» **What needs to be done**
Edit the data below by replacing "overhead view" with "top view" and keeping everything else the same. Leave the pictures out of your answer.

Start Records provided

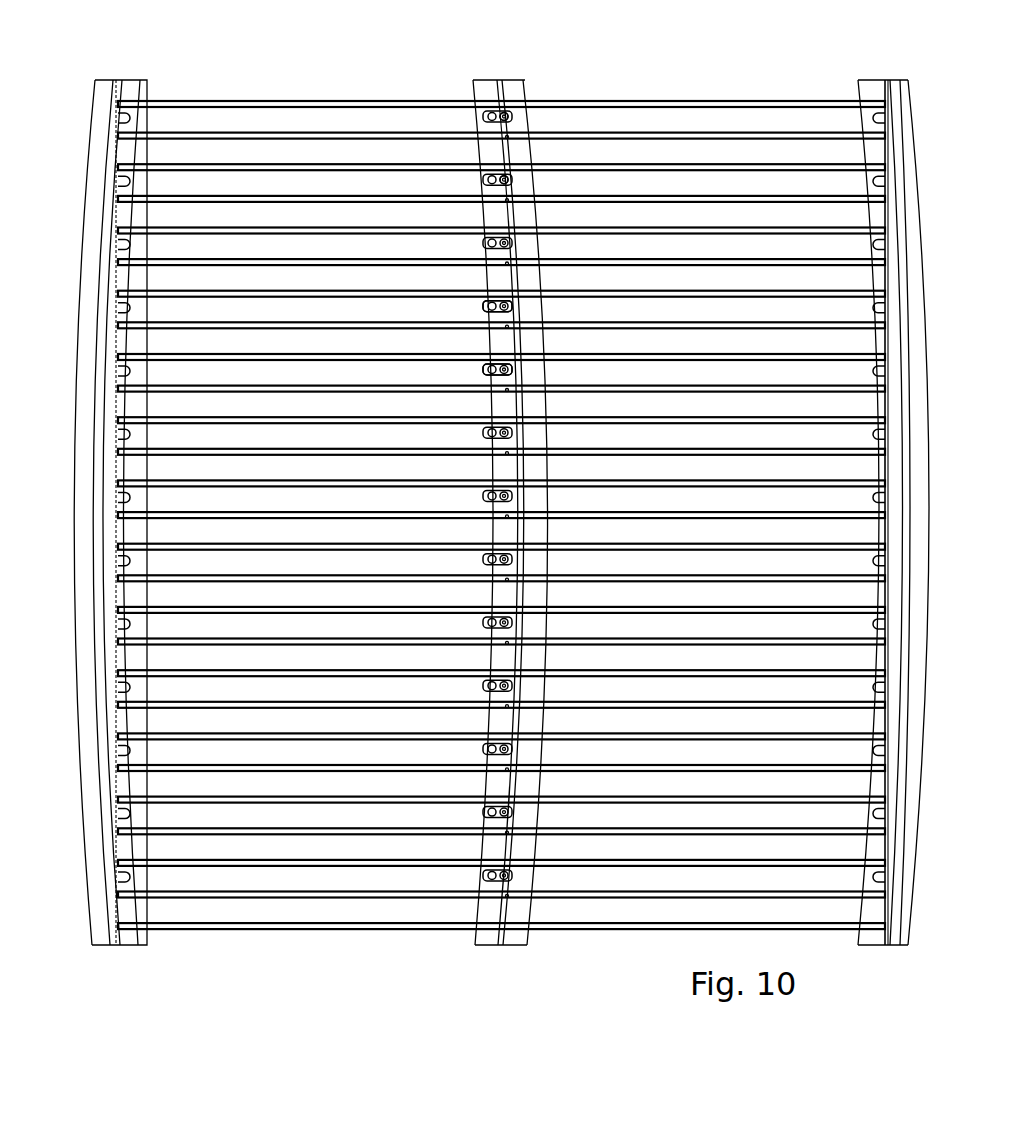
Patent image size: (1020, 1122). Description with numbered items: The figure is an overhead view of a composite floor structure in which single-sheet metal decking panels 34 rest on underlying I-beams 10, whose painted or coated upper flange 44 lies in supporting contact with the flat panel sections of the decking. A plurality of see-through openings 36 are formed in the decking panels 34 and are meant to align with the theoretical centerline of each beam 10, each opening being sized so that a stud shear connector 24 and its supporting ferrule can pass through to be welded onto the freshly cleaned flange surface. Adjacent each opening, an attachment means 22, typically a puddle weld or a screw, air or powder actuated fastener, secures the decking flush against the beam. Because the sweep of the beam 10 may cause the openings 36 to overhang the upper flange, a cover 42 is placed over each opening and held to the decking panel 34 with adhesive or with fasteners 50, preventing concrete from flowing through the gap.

The I-beam 10 is at (480, 952).
The attachment means 22 is at (513, 114).
The stud shear connector 24 is at (517, 164).
The composite floor decking panel 34 is at (316, 947).
The see-through openings 36 is at (481, 162).
The cover 42 is at (467, 376).
The painted or coated upper flange of horizontal beam 44 is at (114, 954).
The fasteners for covers 50 is at (465, 308).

End Records provided

» **Result below**
Patent image size: (1020, 1122). Description with numbered items: The figure is an top view of a composite floor structure in which single-sheet metal decking panels 34 rest on underlying I-beams 10, whose painted or coated upper flange 44 lies in supporting contact with the flat panel sections of the decking. A plurality of see-through openings 36 are formed in the decking panels 34 and are meant to align with the theoretical centerline of each beam 10, each opening being sized so that a stud shear connector 24 and its supporting ferrule can pass through to be welded onto the freshly cleaned flange surface. Adjacent each opening, an attachment means 22, typically a puddle weld or a screw, air or powder actuated fastener, secures the decking flush against the beam. Because the sweep of the beam 10 may cause the openings 36 to overhang the upper flange, a cover 42 is placed over each opening and held to the decking panel 34 with adhesive or with fasteners 50, preventing concrete from flowing through the gap.

The I-beam 10 is at (480, 952).
The attachment means 22 is at (513, 114).
The stud shear connector 24 is at (517, 164).
The composite floor decking panel 34 is at (316, 947).
The see-through openings 36 is at (481, 162).
The cover 42 is at (467, 376).
The painted or coated upper flange of horizontal beam 44 is at (114, 954).
The fasteners for covers 50 is at (465, 308).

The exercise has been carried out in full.